◆ **ROWS**
□ □ □ □ □

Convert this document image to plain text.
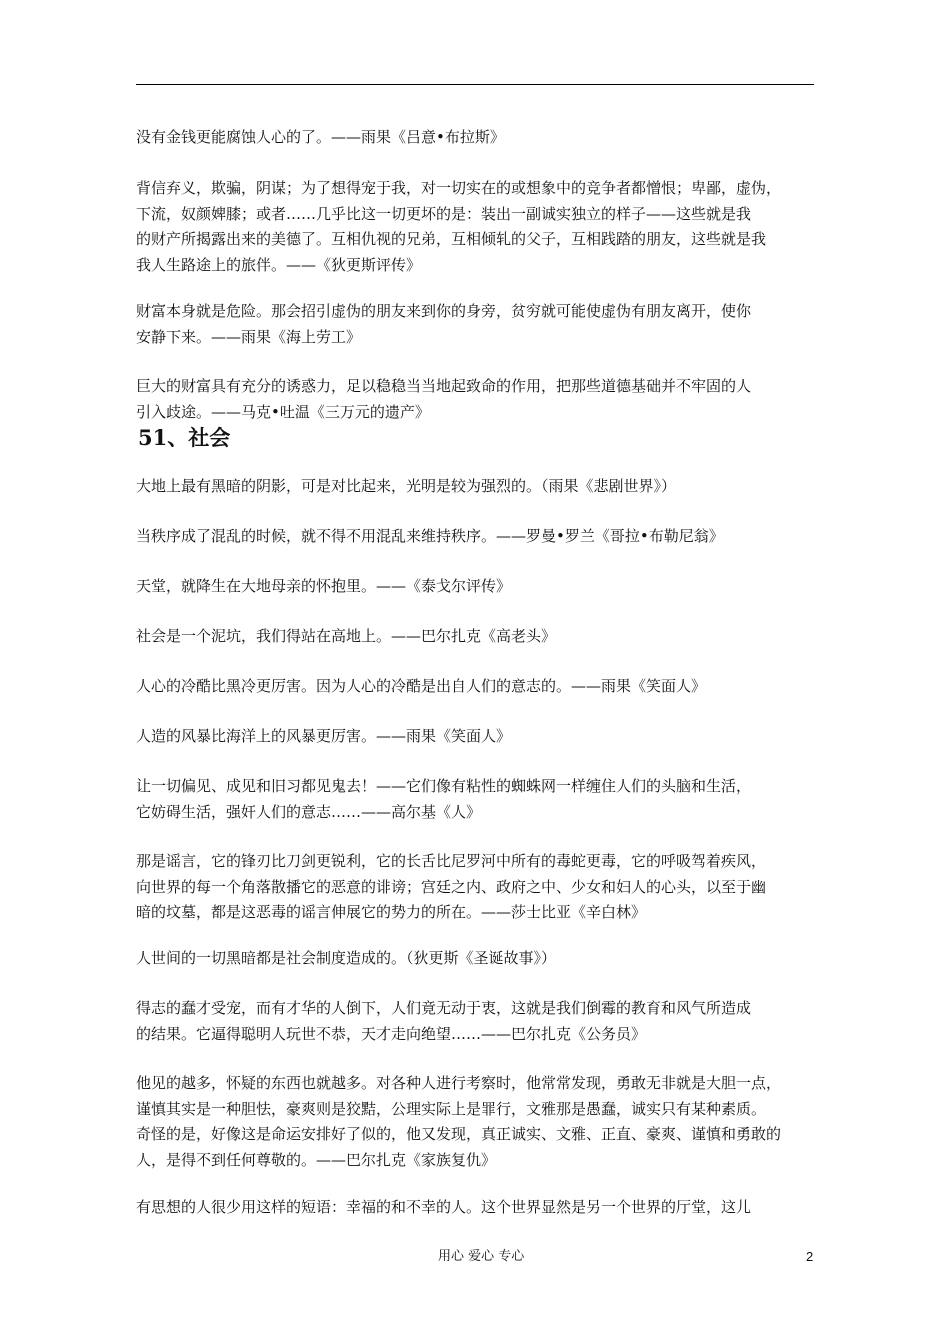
没有金钱更能腐蚀人心的了。——雨果《吕意•布拉斯》

背信弃义，欺骗，阴谋；为了想得宠于我，对一切实在的或想象中的竞争者都憎恨；卑鄙，虚伪，
下流，奴颜婢膝；或者……几乎比这一切更坏的是：装出一副诚实独立的样子——这些就是我
的财产所揭露出来的美德了。互相仇视的兄弟，互相倾轧的父子，互相践踏的朋友，这些就是我
我人生路途上的旅伴。——《狄更斯评传》

财富本身就是危险。那会招引虚伪的朋友来到你的身旁，贫穷就可能使虚伪有朋友离开，使你
安静下来。——雨果《海上劳工》

巨大的财富具有充分的诱惑力，足以稳稳当当地起致命的作用，把那些道德基础并不牢固的人
引入歧途。——马克•吐温《三万元的遗产》

51、社会

大地上最有黑暗的阴影，可是对比起来，光明是较为强烈的。（雨果《悲剧世界》）

当秩序成了混乱的时候，就不得不用混乱来维持秩序。——罗曼•罗兰《哥拉•布勒尼翁》

天堂，就降生在大地母亲的怀抱里。——《泰戈尔评传》

社会是一个泥坑，我们得站在高地上。——巴尔扎克《高老头》

人心的冷酷比黑冷更厉害。因为人心的冷酷是出自人们的意志的。——雨果《笑面人》

人造的风暴比海洋上的风暴更厉害。——雨果《笑面人》

让一切偏见、成见和旧习都见鬼去！——它们像有粘性的蜘蛛网一样缠住人们的头脑和生活，
它妨碍生活，强奸人们的意志……——高尔基《人》

那是谣言，它的锋刃比刀剑更锐利，它的长舌比尼罗河中所有的毒蛇更毒，它的呼吸驾着疾风，
向世界的每一个角落散播它的恶意的诽谤；宫廷之内、政府之中、少女和妇人的心头，以至于幽
暗的坟墓，都是这恶毒的谣言伸展它的势力的所在。——莎士比亚《辛白林》

人世间的一切黑暗都是社会制度造成的。（狄更斯《圣诞故事》）

得志的蠢才受宠，而有才华的人倒下，人们竟无动于衷，这就是我们倒霉的教育和风气所造成
的结果。它逼得聪明人玩世不恭，天才走向绝望……——巴尔扎克《公务员》

他见的越多，怀疑的东西也就越多。对各种人进行考察时，他常常发现，勇敢无非就是大胆一点，
谨慎其实是一种胆怯，豪爽则是狡黠，公理实际上是罪行，文雅那是愚蠢，诚实只有某种素质。
奇怪的是，好像这是命运安排好了似的，他又发现，真正诚实、文雅、正直、豪爽、谨慎和勇敢的
人，是得不到任何尊敬的。——巴尔扎克《家族复仇》

有思想的人很少用这样的短语：幸福的和不幸的人。这个世界显然是另一个世界的厅堂，这儿

用心 爱心 专心	2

□ □ □ □ □

◆ **STATED PROBLEM**
Will you set down the records word for word while leaving out every picture?

◆ **WORKED ANSWER**
Convert this document image to plain text.
没有金钱更能腐蚀人心的了。——雨果《吕意•布拉斯》

背信弃义，欺骗，阴谋；为了想得宠于我，对一切实在的或想象中的竞争者都憎恨；卑鄙，虚伪，
下流，奴颜婢膝；或者……几乎比这一切更坏的是：装出一副诚实独立的样子——这些就是我
的财产所揭露出来的美德了。互相仇视的兄弟，互相倾轧的父子，互相践踏的朋友，这些就是我
我人生路途上的旅伴。——《狄更斯评传》

财富本身就是危险。那会招引虚伪的朋友来到你的身旁，贫穷就可能使虚伪有朋友离开，使你
安静下来。——雨果《海上劳工》

巨大的财富具有充分的诱惑力，足以稳稳当当地起致命的作用，把那些道德基础并不牢固的人
引入歧途。——马克•吐温《三万元的遗产》

51、社会

大地上最有黑暗的阴影，可是对比起来，光明是较为强烈的。（雨果《悲剧世界》）

当秩序成了混乱的时候，就不得不用混乱来维持秩序。——罗曼•罗兰《哥拉•布勒尼翁》

天堂，就降生在大地母亲的怀抱里。——《泰戈尔评传》

社会是一个泥坑，我们得站在高地上。——巴尔扎克《高老头》

人心的冷酷比黑冷更厉害。因为人心的冷酷是出自人们的意志的。——雨果《笑面人》

人造的风暴比海洋上的风暴更厉害。——雨果《笑面人》

让一切偏见、成见和旧习都见鬼去！——它们像有粘性的蜘蛛网一样缠住人们的头脑和生活，
它妨碍生活，强奸人们的意志……——高尔基《人》

那是谣言，它的锋刃比刀剑更锐利，它的长舌比尼罗河中所有的毒蛇更毒，它的呼吸驾着疾风，
向世界的每一个角落散播它的恶意的诽谤；宫廷之内、政府之中、少女和妇人的心头，以至于幽
暗的坟墓，都是这恶毒的谣言伸展它的势力的所在。——莎士比亚《辛白林》

人世间的一切黑暗都是社会制度造成的。（狄更斯《圣诞故事》）

得志的蠢才受宠，而有才华的人倒下，人们竟无动于衷，这就是我们倒霉的教育和风气所造成
的结果。它逼得聪明人玩世不恭，天才走向绝望……——巴尔扎克《公务员》

他见的越多，怀疑的东西也就越多。对各种人进行考察时，他常常发现，勇敢无非就是大胆一点，
谨慎其实是一种胆怯，豪爽则是狡黠，公理实际上是罪行，文雅那是愚蠢，诚实只有某种素质。
奇怪的是，好像这是命运安排好了似的，他又发现，真正诚实、文雅、正直、豪爽、谨慎和勇敢的
人，是得不到任何尊敬的。——巴尔扎克《家族复仇》

有思想的人很少用这样的短语：幸福的和不幸的人。这个世界显然是另一个世界的厅堂，这儿

用心 爱心 专心	2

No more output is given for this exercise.